▶ _Source records_
════

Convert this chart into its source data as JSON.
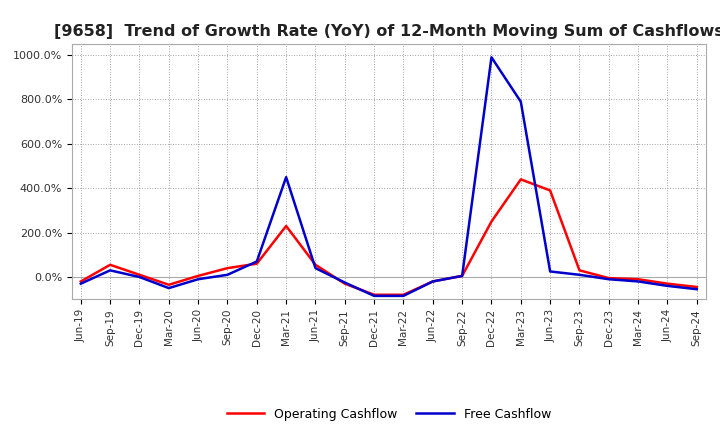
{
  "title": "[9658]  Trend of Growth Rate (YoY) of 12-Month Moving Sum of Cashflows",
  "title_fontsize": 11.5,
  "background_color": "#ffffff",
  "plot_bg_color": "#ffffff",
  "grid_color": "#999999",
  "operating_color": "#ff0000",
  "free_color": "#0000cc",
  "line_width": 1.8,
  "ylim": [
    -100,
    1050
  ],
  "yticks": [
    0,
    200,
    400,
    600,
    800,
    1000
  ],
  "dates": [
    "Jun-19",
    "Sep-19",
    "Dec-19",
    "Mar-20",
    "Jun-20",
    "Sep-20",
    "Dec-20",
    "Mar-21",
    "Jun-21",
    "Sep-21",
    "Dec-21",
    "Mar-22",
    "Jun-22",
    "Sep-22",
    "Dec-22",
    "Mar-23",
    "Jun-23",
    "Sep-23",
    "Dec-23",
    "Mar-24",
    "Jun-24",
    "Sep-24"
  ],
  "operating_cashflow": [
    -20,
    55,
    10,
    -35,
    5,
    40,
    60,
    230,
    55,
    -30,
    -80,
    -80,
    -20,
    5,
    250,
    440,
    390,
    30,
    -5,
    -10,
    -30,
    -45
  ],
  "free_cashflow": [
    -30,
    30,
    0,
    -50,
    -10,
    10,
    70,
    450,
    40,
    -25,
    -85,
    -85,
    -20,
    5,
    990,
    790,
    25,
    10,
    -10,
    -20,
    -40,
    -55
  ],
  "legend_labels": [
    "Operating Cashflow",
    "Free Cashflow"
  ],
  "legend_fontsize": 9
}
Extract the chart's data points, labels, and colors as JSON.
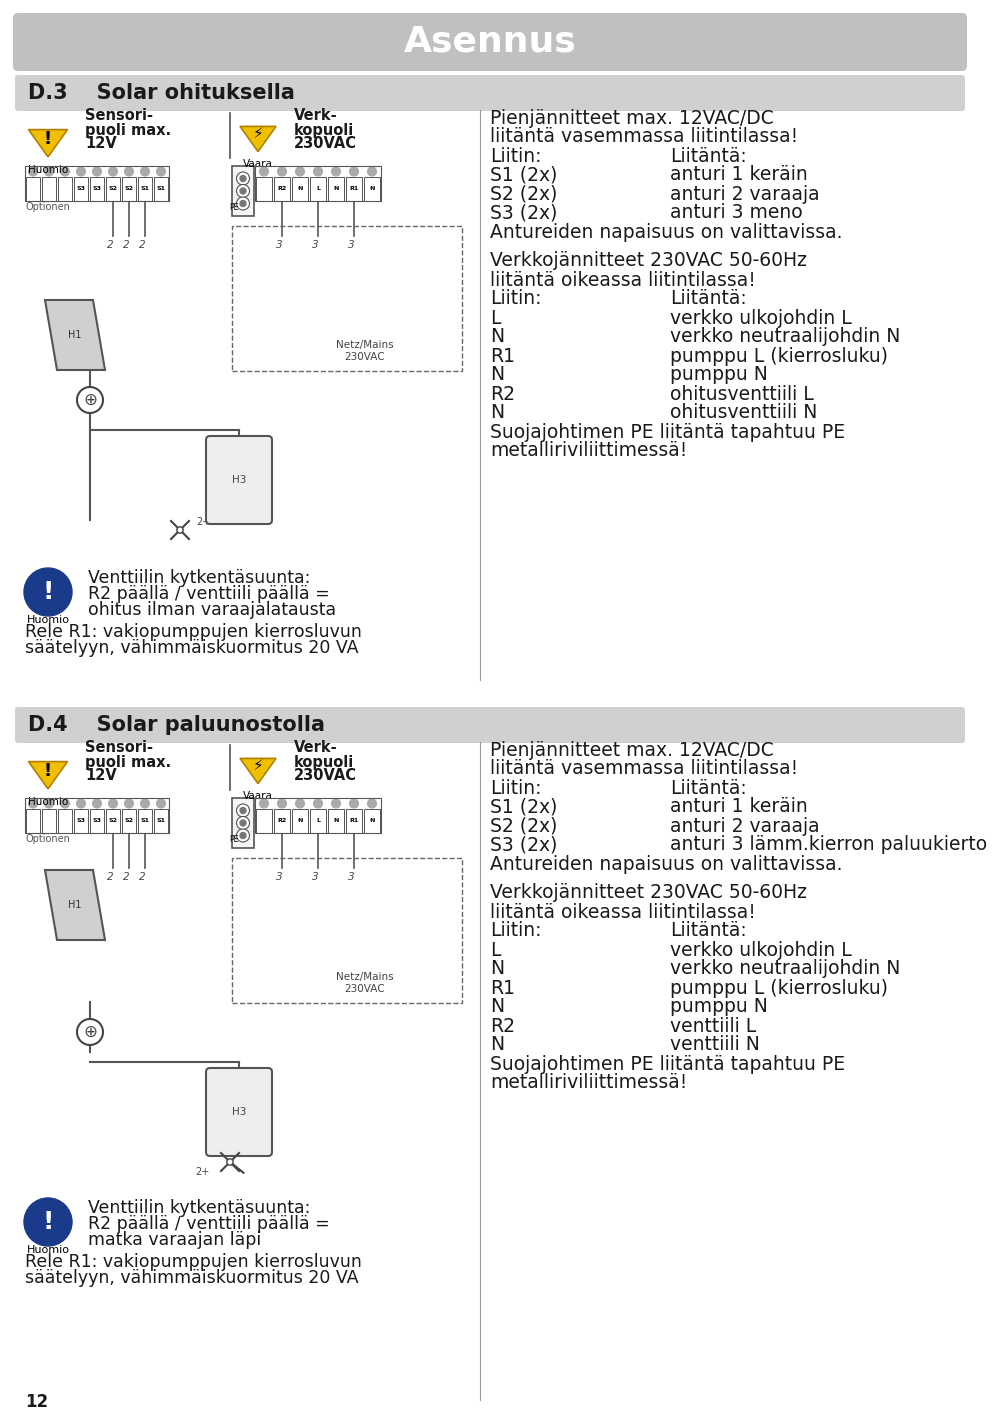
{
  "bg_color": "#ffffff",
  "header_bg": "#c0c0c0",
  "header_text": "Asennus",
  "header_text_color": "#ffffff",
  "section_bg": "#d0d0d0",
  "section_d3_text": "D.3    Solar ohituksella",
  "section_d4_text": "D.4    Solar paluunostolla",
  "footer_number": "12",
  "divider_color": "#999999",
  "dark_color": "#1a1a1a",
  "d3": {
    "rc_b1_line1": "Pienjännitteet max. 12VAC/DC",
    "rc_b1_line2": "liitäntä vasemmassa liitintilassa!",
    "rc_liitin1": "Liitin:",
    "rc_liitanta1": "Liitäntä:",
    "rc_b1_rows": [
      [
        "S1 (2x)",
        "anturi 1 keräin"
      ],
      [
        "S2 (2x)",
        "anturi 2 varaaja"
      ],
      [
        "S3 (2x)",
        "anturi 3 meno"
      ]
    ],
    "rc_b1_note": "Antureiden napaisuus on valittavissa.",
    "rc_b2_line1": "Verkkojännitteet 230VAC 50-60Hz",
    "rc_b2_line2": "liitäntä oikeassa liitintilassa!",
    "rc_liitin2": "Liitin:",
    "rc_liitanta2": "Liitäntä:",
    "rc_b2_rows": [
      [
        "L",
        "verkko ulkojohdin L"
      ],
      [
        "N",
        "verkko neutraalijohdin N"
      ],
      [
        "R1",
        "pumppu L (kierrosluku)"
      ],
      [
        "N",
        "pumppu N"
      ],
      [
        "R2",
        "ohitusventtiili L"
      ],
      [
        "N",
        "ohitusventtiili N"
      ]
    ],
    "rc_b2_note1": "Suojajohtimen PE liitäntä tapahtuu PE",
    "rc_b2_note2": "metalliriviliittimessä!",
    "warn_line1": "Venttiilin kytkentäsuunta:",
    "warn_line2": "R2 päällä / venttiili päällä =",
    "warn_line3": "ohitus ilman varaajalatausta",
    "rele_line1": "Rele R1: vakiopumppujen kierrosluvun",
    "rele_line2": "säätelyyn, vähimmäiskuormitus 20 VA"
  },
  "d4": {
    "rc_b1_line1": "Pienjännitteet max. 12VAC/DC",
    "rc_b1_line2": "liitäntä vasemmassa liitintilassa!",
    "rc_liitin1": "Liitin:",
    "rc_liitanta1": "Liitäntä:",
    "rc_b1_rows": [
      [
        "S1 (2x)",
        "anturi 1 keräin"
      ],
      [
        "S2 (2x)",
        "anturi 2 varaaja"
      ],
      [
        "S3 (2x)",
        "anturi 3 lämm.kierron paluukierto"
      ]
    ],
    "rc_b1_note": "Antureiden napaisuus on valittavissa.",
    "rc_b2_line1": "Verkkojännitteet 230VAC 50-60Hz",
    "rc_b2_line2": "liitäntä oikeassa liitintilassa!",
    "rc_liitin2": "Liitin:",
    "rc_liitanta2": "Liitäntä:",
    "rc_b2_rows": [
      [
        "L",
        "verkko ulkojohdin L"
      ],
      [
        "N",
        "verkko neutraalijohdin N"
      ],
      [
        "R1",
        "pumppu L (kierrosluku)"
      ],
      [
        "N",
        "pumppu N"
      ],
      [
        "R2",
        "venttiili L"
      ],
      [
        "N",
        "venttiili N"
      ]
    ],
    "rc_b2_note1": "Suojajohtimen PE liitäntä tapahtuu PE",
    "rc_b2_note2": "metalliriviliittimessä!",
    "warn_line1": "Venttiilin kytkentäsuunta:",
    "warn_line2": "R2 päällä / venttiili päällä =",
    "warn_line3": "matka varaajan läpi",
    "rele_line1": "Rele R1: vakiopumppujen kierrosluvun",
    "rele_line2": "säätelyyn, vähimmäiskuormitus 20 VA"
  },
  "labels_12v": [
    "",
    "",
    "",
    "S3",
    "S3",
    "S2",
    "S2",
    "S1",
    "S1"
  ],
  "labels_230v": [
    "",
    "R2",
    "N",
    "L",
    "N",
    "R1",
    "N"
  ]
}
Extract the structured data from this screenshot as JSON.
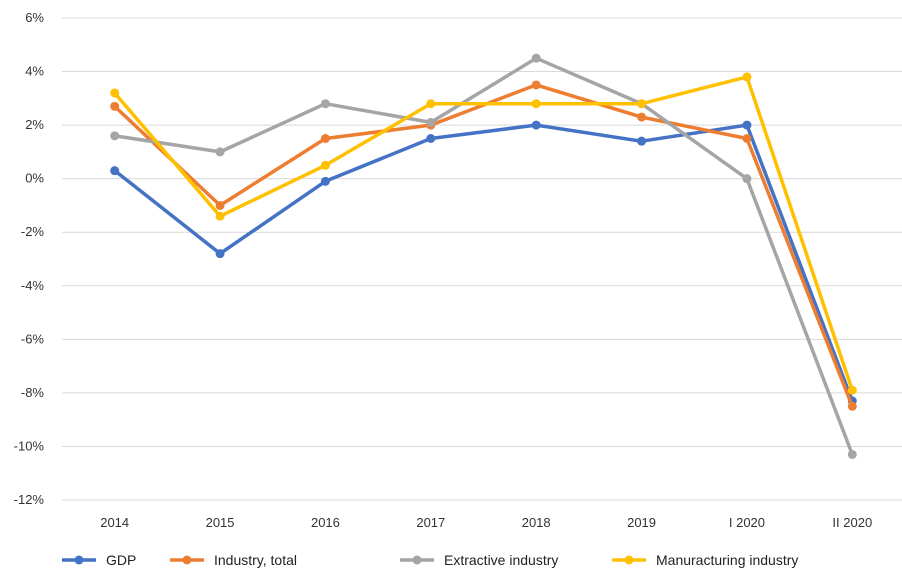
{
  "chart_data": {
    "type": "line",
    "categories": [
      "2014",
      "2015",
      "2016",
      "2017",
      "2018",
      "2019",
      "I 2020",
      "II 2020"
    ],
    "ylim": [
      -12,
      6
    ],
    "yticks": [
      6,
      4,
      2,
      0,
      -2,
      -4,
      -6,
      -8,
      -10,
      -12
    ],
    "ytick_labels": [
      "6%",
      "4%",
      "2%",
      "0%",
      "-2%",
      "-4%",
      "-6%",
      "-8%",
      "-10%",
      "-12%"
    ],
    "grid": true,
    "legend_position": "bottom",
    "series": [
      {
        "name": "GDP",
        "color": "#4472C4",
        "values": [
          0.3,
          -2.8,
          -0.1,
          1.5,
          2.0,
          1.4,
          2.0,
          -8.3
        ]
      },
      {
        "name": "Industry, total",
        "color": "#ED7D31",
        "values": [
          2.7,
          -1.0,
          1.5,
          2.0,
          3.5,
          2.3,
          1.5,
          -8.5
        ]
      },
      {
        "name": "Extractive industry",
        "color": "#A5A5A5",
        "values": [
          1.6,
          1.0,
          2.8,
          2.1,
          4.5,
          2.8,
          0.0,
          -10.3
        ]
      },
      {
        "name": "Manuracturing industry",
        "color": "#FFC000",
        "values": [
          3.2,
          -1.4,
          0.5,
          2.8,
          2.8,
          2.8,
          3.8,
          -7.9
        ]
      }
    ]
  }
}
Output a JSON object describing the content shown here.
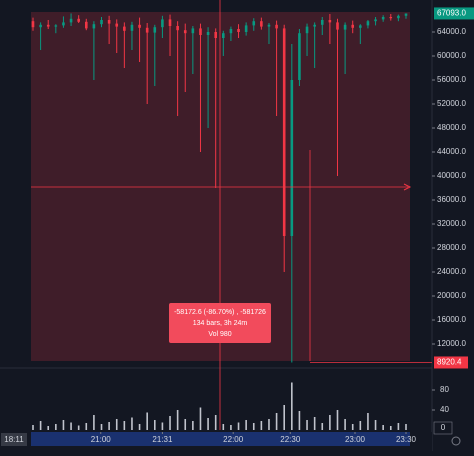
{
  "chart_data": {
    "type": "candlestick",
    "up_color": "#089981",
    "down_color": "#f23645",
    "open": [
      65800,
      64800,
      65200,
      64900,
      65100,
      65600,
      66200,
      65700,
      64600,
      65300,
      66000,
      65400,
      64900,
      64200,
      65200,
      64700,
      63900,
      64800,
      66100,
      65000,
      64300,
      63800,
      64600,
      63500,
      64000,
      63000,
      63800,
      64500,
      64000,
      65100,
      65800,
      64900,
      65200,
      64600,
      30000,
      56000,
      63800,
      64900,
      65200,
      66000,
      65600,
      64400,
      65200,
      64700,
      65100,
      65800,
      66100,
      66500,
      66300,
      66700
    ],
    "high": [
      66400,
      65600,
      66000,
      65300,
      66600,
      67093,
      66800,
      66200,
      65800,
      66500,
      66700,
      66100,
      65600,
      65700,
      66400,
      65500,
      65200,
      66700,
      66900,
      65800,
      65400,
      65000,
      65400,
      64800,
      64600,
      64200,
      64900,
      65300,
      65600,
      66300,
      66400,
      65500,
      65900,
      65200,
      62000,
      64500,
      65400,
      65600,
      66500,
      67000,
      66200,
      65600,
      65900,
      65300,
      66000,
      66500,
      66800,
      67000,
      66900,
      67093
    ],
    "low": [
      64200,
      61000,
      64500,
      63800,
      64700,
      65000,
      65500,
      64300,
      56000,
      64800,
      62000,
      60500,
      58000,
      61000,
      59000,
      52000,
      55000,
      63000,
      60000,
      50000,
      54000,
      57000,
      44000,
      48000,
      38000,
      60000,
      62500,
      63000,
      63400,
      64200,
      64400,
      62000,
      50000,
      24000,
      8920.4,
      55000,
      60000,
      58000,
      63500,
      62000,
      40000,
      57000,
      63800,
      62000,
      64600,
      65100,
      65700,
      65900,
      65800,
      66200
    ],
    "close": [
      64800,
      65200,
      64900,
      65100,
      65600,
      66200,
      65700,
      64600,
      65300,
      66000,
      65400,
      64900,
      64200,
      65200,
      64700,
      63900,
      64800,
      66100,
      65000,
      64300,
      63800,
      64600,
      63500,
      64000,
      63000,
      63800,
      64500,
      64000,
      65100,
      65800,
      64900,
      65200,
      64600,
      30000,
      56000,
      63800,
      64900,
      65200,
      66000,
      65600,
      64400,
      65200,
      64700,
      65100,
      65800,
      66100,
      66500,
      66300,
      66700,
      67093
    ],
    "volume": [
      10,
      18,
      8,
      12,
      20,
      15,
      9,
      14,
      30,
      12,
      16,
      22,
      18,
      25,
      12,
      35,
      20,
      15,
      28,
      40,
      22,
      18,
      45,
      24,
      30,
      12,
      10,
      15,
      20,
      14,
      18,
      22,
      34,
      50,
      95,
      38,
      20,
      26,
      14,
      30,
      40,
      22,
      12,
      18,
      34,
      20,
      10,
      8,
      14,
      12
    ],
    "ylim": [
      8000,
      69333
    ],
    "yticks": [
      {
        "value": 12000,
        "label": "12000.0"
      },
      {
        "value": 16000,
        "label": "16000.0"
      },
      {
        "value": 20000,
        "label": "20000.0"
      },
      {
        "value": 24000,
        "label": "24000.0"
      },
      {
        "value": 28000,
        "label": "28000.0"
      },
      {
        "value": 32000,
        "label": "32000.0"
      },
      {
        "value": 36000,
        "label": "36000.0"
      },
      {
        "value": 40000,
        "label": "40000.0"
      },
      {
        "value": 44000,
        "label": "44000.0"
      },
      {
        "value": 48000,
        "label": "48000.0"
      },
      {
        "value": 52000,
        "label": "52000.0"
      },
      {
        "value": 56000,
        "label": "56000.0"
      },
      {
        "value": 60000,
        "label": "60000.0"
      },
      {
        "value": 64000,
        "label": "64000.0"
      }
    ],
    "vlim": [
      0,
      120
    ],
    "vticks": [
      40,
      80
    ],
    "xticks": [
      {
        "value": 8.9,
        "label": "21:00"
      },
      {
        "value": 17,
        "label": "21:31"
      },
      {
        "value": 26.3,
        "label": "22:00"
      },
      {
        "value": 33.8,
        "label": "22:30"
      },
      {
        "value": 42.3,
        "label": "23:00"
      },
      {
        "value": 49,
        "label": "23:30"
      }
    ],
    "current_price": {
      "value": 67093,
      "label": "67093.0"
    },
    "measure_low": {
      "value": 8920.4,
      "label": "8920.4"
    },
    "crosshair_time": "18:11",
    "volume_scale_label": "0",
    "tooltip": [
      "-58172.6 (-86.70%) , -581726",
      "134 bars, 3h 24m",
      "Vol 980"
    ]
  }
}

════

▶ _Aim of the task_
Extract every line containing the string "this" from the data above.

▶ _Answer to the exercise_
Convert this chart into its source data as JSON.
Extract the structured data from this screenshot as JSON.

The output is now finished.